-- START OF PROVIDED DATA --
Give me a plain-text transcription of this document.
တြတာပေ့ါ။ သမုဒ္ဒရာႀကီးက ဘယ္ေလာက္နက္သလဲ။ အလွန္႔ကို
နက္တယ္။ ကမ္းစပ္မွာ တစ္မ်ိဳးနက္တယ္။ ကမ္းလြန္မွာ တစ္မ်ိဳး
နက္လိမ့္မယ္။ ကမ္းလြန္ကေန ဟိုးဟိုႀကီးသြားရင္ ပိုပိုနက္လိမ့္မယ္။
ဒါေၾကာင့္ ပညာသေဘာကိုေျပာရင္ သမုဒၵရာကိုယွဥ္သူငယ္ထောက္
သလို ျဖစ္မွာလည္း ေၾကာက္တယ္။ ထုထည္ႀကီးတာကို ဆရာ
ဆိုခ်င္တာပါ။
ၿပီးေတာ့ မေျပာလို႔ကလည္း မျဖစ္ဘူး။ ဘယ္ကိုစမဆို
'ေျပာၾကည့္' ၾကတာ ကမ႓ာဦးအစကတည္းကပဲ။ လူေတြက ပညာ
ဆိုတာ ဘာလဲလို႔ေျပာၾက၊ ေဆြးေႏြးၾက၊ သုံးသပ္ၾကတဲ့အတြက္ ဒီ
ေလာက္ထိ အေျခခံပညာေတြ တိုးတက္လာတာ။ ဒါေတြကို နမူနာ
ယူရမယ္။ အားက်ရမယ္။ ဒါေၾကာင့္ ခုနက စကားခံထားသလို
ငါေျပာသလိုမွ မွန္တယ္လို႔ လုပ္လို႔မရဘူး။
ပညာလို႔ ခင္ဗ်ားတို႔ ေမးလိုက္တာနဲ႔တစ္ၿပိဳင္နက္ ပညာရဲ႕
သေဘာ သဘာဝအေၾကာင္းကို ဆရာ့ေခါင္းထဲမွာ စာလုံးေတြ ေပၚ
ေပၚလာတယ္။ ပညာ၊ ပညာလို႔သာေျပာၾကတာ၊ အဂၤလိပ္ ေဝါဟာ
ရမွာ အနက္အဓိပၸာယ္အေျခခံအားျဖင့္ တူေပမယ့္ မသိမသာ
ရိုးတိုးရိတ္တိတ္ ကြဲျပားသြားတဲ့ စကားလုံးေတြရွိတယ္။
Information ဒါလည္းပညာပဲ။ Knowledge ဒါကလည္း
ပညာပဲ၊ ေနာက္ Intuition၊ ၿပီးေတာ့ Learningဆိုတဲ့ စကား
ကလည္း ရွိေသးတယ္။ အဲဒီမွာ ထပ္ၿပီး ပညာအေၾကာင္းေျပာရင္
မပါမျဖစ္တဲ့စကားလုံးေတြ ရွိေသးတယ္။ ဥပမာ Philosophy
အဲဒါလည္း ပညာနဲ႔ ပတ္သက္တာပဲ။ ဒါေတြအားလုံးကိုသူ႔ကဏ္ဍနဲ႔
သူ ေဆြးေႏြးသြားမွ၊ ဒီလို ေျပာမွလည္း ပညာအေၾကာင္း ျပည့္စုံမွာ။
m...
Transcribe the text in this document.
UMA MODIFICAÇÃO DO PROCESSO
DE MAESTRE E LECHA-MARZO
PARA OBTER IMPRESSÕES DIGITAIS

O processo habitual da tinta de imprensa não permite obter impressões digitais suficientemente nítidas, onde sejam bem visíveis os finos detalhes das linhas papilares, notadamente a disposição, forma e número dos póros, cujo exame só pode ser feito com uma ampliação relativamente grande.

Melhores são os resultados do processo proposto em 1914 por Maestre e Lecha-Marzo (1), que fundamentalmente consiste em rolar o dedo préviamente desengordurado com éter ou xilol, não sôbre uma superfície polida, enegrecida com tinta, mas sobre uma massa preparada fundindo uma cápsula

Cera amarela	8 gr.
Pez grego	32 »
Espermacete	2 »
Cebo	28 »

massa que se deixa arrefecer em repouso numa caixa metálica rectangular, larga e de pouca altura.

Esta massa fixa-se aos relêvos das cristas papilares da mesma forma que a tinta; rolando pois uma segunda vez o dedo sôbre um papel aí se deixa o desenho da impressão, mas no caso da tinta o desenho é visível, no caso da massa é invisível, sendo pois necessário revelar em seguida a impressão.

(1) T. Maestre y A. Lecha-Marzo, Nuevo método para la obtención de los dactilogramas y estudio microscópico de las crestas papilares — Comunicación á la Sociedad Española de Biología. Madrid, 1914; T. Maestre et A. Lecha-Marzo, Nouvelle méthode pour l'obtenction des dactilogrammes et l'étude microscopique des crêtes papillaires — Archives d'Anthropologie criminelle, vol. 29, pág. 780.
-- END OF PROVIDED DATA --
INSTRUCTIONS TO FOLLOW. Retype the records in full. Keep every line identical to the original.

OUTPUT BELOW.
Give me a plain-text transcription of this document.
တြတာပေ့ါ။ သမုဒ္ဒရာႀကီးက ဘယ္ေလာက္နက္သလဲ။ အလွန္႔ကို
နက္တယ္။ ကမ္းစပ္မွာ တစ္မ်ိဳးနက္တယ္။ ကမ္းလြန္မွာ တစ္မ်ိဳး
နက္လိမ့္မယ္။ ကမ္းလြန္ကေန ဟိုးဟိုႀကီးသြားရင္ ပိုပိုနက္လိမ့္မယ္။
ဒါေၾကာင့္ ပညာသေဘာကိုေျပာရင္ သမုဒၵရာကိုယွဥ္သူငယ္ထောက္
သလို ျဖစ္မွာလည္း ေၾကာက္တယ္။ ထုထည္ႀကီးတာကို ဆရာ
ဆိုခ်င္တာပါ။
ၿပီးေတာ့ မေျပာလို႔ကလည္း မျဖစ္ဘူး။ ဘယ္ကိုစမဆို
'ေျပာၾကည့္' ၾကတာ ကမ႓ာဦးအစကတည္းကပဲ။ လူေတြက ပညာ
ဆိုတာ ဘာလဲလို႔ေျပာၾက၊ ေဆြးေႏြးၾက၊ သုံးသပ္ၾကတဲ့အတြက္ ဒီ
ေလာက္ထိ အေျခခံပညာေတြ တိုးတက္လာတာ။ ဒါေတြကို နမူနာ
ယူရမယ္။ အားက်ရမယ္။ ဒါေၾကာင့္ ခုနက စကားခံထားသလို
ငါေျပာသလိုမွ မွန္တယ္လို႔ လုပ္လို႔မရဘူး။
ပညာလို႔ ခင္ဗ်ားတို႔ ေမးလိုက္တာနဲ႔တစ္ၿပိဳင္နက္ ပညာရဲ႕
သေဘာ သဘာဝအေၾကာင္းကို ဆရာ့ေခါင္းထဲမွာ စာလုံးေတြ ေပၚ
ေပၚလာတယ္။ ပညာ၊ ပညာလို႔သာေျပာၾကတာ၊ အဂၤလိပ္ ေဝါဟာ
ရမွာ အနက္အဓိပၸာယ္အေျခခံအားျဖင့္ တူေပမယ့္ မသိမသာ
ရိုးတိုးရိတ္တိတ္ ကြဲျပားသြားတဲ့ စကားလုံးေတြရွိတယ္။
Information ဒါလည္းပညာပဲ။ Knowledge ဒါကလည္း
ပညာပဲ၊ ေနာက္ Intuition၊ ၿပီးေတာ့ Learningဆိုတဲ့ စကား
ကလည္း ရွိေသးတယ္။ အဲဒီမွာ ထပ္ၿပီး ပညာအေၾကာင္းေျပာရင္
မပါမျဖစ္တဲ့စကားလုံးေတြ ရွိေသးတယ္။ ဥပမာ Philosophy
အဲဒါလည္း ပညာနဲ႔ ပတ္သက္တာပဲ။ ဒါေတြအားလုံးကိုသူ႔ကဏ္ဍနဲ႔
သူ ေဆြးေႏြးသြားမွ၊ ဒီလို ေျပာမွလည္း ပညာအေၾကာင္း ျပည့္စုံမွာ။
m...
Transcribe the text in this document.
UMA MODIFICAÇÃO DO PROCESSO
DE MAESTRE E LECHA-MARZO
PARA OBTER IMPRESSÕES DIGITAIS

O processo habitual da tinta de imprensa não permite obter impressões digitais suficientemente nítidas, onde sejam bem visíveis os finos detalhes das linhas papilares, notadamente a disposição, forma e número dos póros, cujo exame só pode ser feito com uma ampliação relativamente grande.

Melhores são os resultados do processo proposto em 1914 por Maestre e Lecha-Marzo (1), que fundamentalmente consiste em rolar o dedo préviamente desengordurado com éter ou xilol, não sôbre uma superfície polida, enegrecida com tinta, mas sobre uma massa preparada fundindo uma cápsula

Cera amarela	8 gr.
Pez grego	32 »
Espermacete	2 »
Cebo	28 »

massa que se deixa arrefecer em repouso numa caixa metálica rectangular, larga e de pouca altura.

Esta massa fixa-se aos relêvos das cristas papilares da mesma forma que a tinta; rolando pois uma segunda vez o dedo sôbre um papel aí se deixa o desenho da impressão, mas no caso da tinta o desenho é visível, no caso da massa é invisível, sendo pois necessário revelar em seguida a impressão.

(1) T. Maestre y A. Lecha-Marzo, Nuevo método para la obtención de los dactilogramas y estudio microscópico de las crestas papilares — Comunicación á la Sociedad Española de Biología. Madrid, 1914; T. Maestre et A. Lecha-Marzo, Nouvelle méthode pour l'obtenction des dactilogrammes et l'étude microscopique des crêtes papillaires — Archives d'Anthropologie criminelle, vol. 29, pág. 780.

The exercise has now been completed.